(Stored entries)
┌────────
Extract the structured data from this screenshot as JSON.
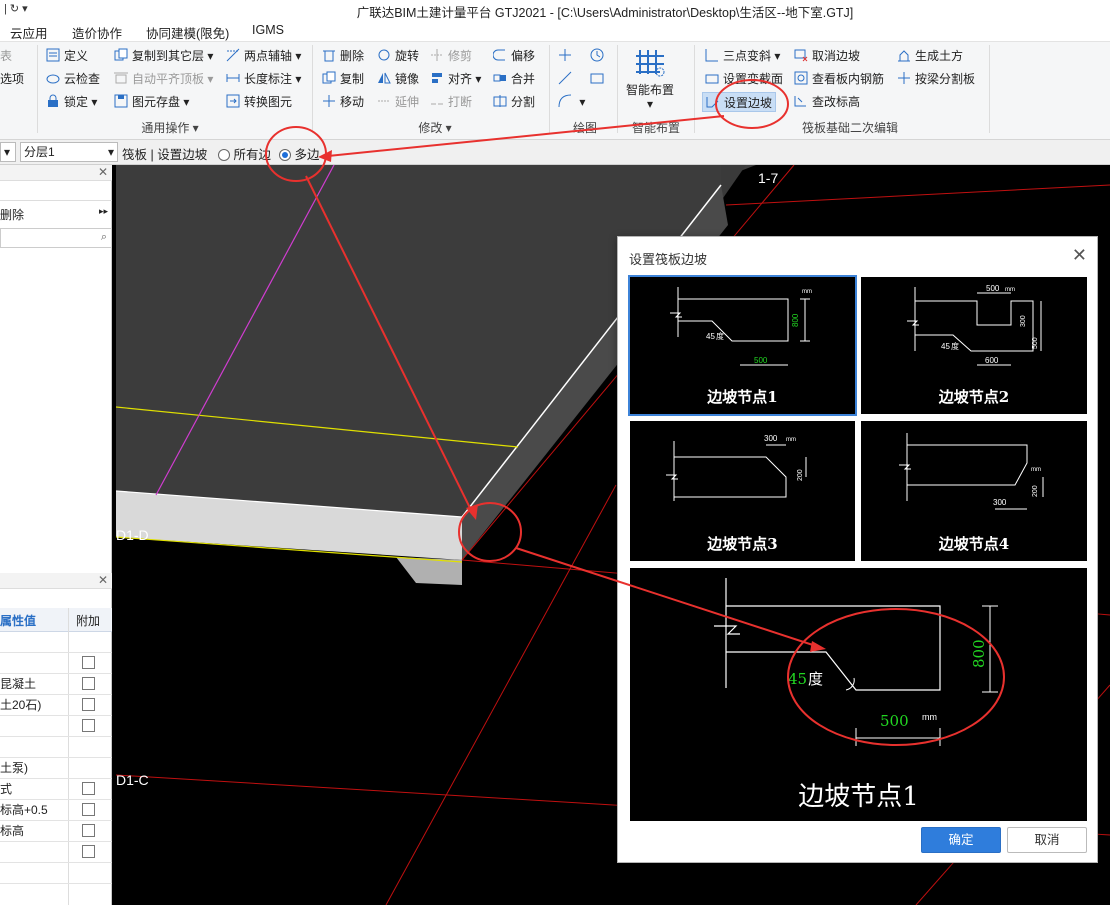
{
  "titlebar": {
    "quick_access": "| ↻ ▾",
    "title": "广联达BIM土建计量平台 GTJ2021 - [C:\\Users\\Administrator\\Desktop\\生活区--地下室.GTJ]"
  },
  "menu": [
    "云应用",
    "造价协作",
    "协同建模(限免)",
    "IGMS"
  ],
  "ribbon": {
    "left_partial": [
      "表",
      "选项"
    ],
    "general": {
      "items": [
        "定义",
        "复制到其它层",
        "两点辅轴",
        "云检查",
        "自动平齐顶板",
        "长度标注",
        "锁定",
        "图元存盘",
        "转换图元"
      ],
      "label": "通用操作"
    },
    "modify": {
      "items": [
        "删除",
        "旋转",
        "修剪",
        "偏移",
        "复制",
        "镜像",
        "对齐",
        "合并",
        "移动",
        "延伸",
        "打断",
        "分割"
      ],
      "label": "修改"
    },
    "draw": {
      "label": "绘图"
    },
    "smart": {
      "button": "智能布置",
      "label": "智能布置"
    },
    "raft_edit": {
      "items": [
        "三点变斜",
        "取消边坡",
        "生成土方",
        "设置变截面",
        "查看板内钢筋",
        "按梁分割板",
        "设置边坡",
        "查改标高"
      ],
      "label": "筏板基础二次编辑"
    }
  },
  "propbar": {
    "layer": "分层1",
    "crumb": "筏板 | 设置边坡",
    "radio_all": "所有边",
    "radio_multi": "多边",
    "selected": "多边"
  },
  "leftpanel": {
    "top_item": "删除",
    "header_value": "属性值",
    "header_extra": "附加",
    "rows": [
      "",
      "",
      "昆凝土",
      "土20石)",
      "",
      "",
      "土泵)",
      "式",
      "标高+0.5",
      "标高",
      "",
      ""
    ]
  },
  "viewport": {
    "axis_labels": [
      "1-7",
      "D1-D",
      "D1-C"
    ]
  },
  "dialog": {
    "title": "设置筏板边坡",
    "options": [
      {
        "caption": "边坡节点1",
        "angle": "45",
        "angle_unit": "度",
        "w": "500",
        "h": "800",
        "unit": "mm"
      },
      {
        "caption": "边坡节点2",
        "w1": "500",
        "w2": "600",
        "h1": "300",
        "h2": "500",
        "angle": "45",
        "angle_unit": "度",
        "unit": "mm"
      },
      {
        "caption": "边坡节点3",
        "w": "300",
        "h": "200",
        "unit": "mm"
      },
      {
        "caption": "边坡节点4",
        "w": "300",
        "h": "200",
        "unit": "mm"
      }
    ],
    "preview": {
      "caption": "边坡节点1",
      "angle": "45",
      "angle_unit": "度",
      "w": "500",
      "h": "800",
      "unit": "mm"
    },
    "ok": "确定",
    "cancel": "取消"
  },
  "colors": {
    "accent": "#2f7ddc",
    "annotation": "#e8312e",
    "dim_text": "#22d622"
  }
}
└────────
> **What you should do**: Write out every record above exactly as it stands, but leave out the pictures.

> **Answer to this task**:
Extract the structured data from this screenshot as JSON.
{
  "titlebar": {
    "quick_access": "| ↻ ▾",
    "title": "广联达BIM土建计量平台 GTJ2021 - [C:\\Users\\Administrator\\Desktop\\生活区--地下室.GTJ]"
  },
  "menu": [
    "云应用",
    "造价协作",
    "协同建模(限免)",
    "IGMS"
  ],
  "ribbon": {
    "left_partial": [
      "表",
      "选项"
    ],
    "general": {
      "items": [
        "定义",
        "复制到其它层",
        "两点辅轴",
        "云检查",
        "自动平齐顶板",
        "长度标注",
        "锁定",
        "图元存盘",
        "转换图元"
      ],
      "label": "通用操作"
    },
    "modify": {
      "items": [
        "删除",
        "旋转",
        "修剪",
        "偏移",
        "复制",
        "镜像",
        "对齐",
        "合并",
        "移动",
        "延伸",
        "打断",
        "分割"
      ],
      "label": "修改"
    },
    "draw": {
      "label": "绘图"
    },
    "smart": {
      "button": "智能布置",
      "label": "智能布置"
    },
    "raft_edit": {
      "items": [
        "三点变斜",
        "取消边坡",
        "生成土方",
        "设置变截面",
        "查看板内钢筋",
        "按梁分割板",
        "设置边坡",
        "查改标高"
      ],
      "label": "筏板基础二次编辑"
    }
  },
  "propbar": {
    "layer": "分层1",
    "crumb": "筏板 | 设置边坡",
    "radio_all": "所有边",
    "radio_multi": "多边",
    "selected": "多边"
  },
  "leftpanel": {
    "top_item": "删除",
    "header_value": "属性值",
    "header_extra": "附加",
    "rows": [
      "",
      "",
      "昆凝土",
      "土20石)",
      "",
      "",
      "土泵)",
      "式",
      "标高+0.5",
      "标高",
      "",
      ""
    ]
  },
  "viewport": {
    "axis_labels": [
      "1-7",
      "D1-D",
      "D1-C"
    ]
  },
  "dialog": {
    "title": "设置筏板边坡",
    "options": [
      {
        "caption": "边坡节点1",
        "angle": "45",
        "angle_unit": "度",
        "w": "500",
        "h": "800",
        "unit": "mm"
      },
      {
        "caption": "边坡节点2",
        "w1": "500",
        "w2": "600",
        "h1": "300",
        "h2": "500",
        "angle": "45",
        "angle_unit": "度",
        "unit": "mm"
      },
      {
        "caption": "边坡节点3",
        "w": "300",
        "h": "200",
        "unit": "mm"
      },
      {
        "caption": "边坡节点4",
        "w": "300",
        "h": "200",
        "unit": "mm"
      }
    ],
    "preview": {
      "caption": "边坡节点1",
      "angle": "45",
      "angle_unit": "度",
      "w": "500",
      "h": "800",
      "unit": "mm"
    },
    "ok": "确定",
    "cancel": "取消"
  },
  "colors": {
    "accent": "#2f7ddc",
    "annotation": "#e8312e",
    "dim_text": "#22d622"
  }
}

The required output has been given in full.